--- EXERCISE REQUIREMENTS ---
Rewrite the records below, swapping every "paragraph-line" for "text-line" and keeping everything else the same. Leave the pictures out of your answer.

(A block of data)
>>>>

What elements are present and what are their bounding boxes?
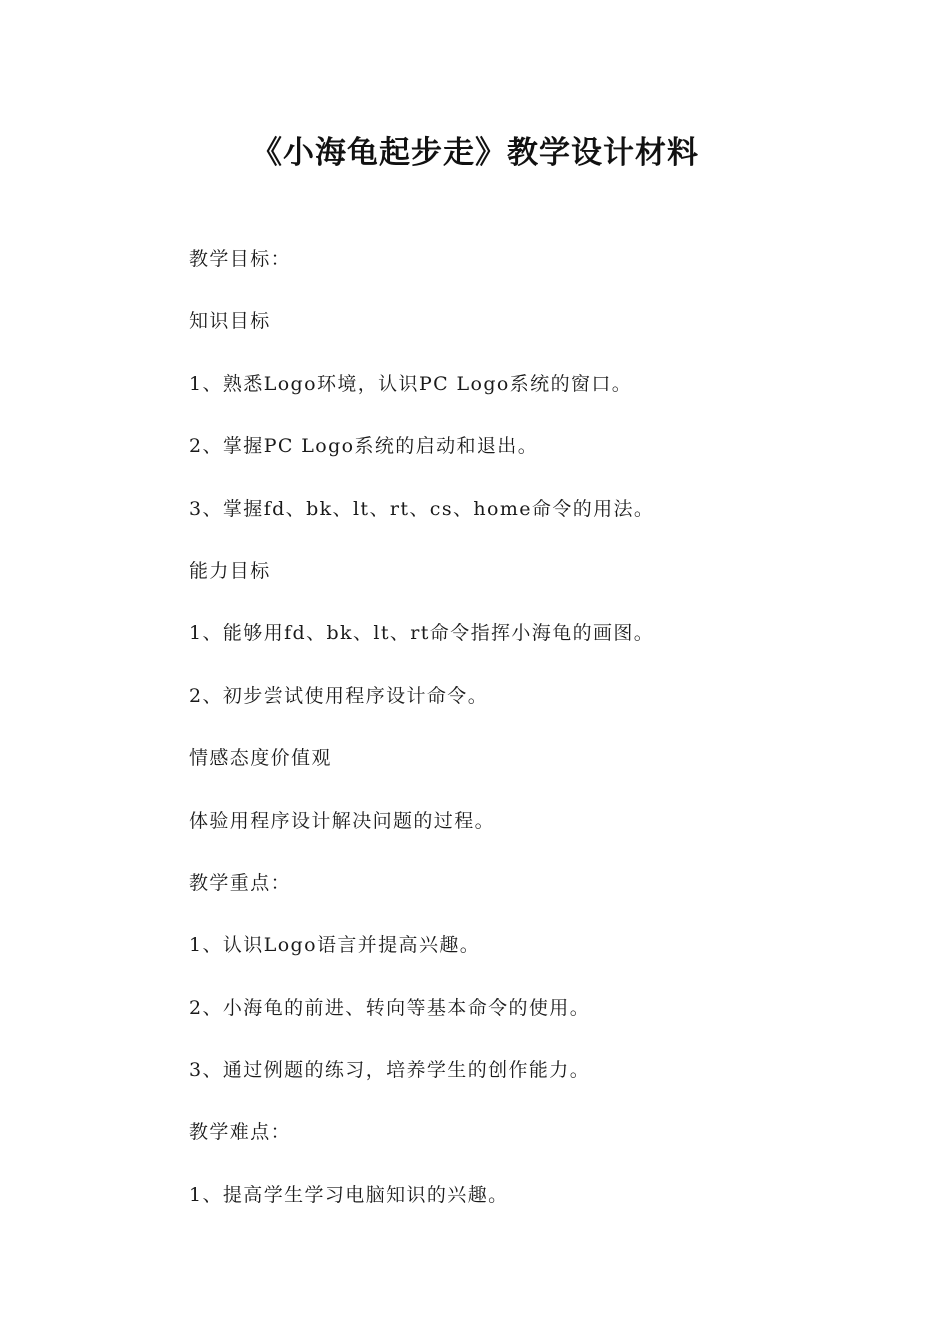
paragraph-line: 1、熟悉Logo环境，认识PC Logo系统的窗口。 (189, 372, 633, 395)
subheading-emotional-values: 情感态度价值观 (189, 747, 332, 770)
section-heading-difficulties: 教学难点： (189, 1121, 292, 1144)
paragraph-line: 1、认识Logo语言并提高兴趣。 (189, 934, 481, 957)
paragraph-line: 1、能够用fd、bk、lt、rt命令指挥小海龟的画图。 (189, 622, 655, 645)
paragraph-line: 3、通过例题的练习，培养学生的创作能力。 (189, 1059, 591, 1082)
paragraph-line: 2、掌握PC Logo系统的启动和退出。 (189, 435, 539, 458)
document-title: 《小海龟起步走》教学设计材料 (251, 135, 699, 171)
paragraph-line: 3、掌握fd、bk、lt、rt、cs、home命令的用法。 (189, 497, 655, 520)
paragraph-line: 2、小海龟的前进、转向等基本命令的使用。 (189, 996, 591, 1019)
paragraph-line: 体验用程序设计解决问题的过程。 (189, 809, 496, 832)
paragraph-line: 2、初步尝试使用程序设计命令。 (189, 684, 489, 707)
subheading-knowledge-goals: 知识目标 (189, 310, 271, 333)
section-heading-teaching-goals: 教学目标： (189, 248, 292, 270)
document-body (189, 240, 889, 1238)
subheading-ability-goals: 能力目标 (189, 559, 271, 582)
section-heading-key-points: 教学重点： (189, 871, 292, 894)
paragraph-line: 1、提高学生学习电脑知识的兴趣。 (189, 1183, 509, 1206)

<<<<

--- WRITTEN SOLUTION ---
What elements are present and what are their bounding boxes?
text-line: 1、熟悉Logo环境，认识PC Logo系统的窗口。 (189, 372, 633, 395)
subheading-emotional-values: 情感态度价值观 (189, 747, 332, 770)
section-heading-difficulties: 教学难点： (189, 1121, 292, 1144)
text-line: 1、认识Logo语言并提高兴趣。 (189, 934, 481, 957)
text-line: 1、能够用fd、bk、lt、rt命令指挥小海龟的画图。 (189, 622, 655, 645)
text-line: 3、通过例题的练习，培养学生的创作能力。 (189, 1059, 591, 1082)
text-line: 2、掌握PC Logo系统的启动和退出。 (189, 435, 539, 458)
document-title: 《小海龟起步走》教学设计材料 (251, 135, 699, 171)
text-line: 3、掌握fd、bk、lt、rt、cs、home命令的用法。 (189, 497, 655, 520)
text-line: 2、小海龟的前进、转向等基本命令的使用。 (189, 996, 591, 1019)
text-line: 体验用程序设计解决问题的过程。 (189, 809, 496, 832)
text-line: 2、初步尝试使用程序设计命令。 (189, 684, 489, 707)
subheading-knowledge-goals: 知识目标 (189, 310, 271, 333)
section-heading-teaching-goals: 教学目标： (189, 248, 292, 270)
document-body (189, 240, 889, 1238)
subheading-ability-goals: 能力目标 (189, 559, 271, 582)
section-heading-key-points: 教学重点： (189, 871, 292, 894)
text-line: 1、提高学生学习电脑知识的兴趣。 (189, 1183, 509, 1206)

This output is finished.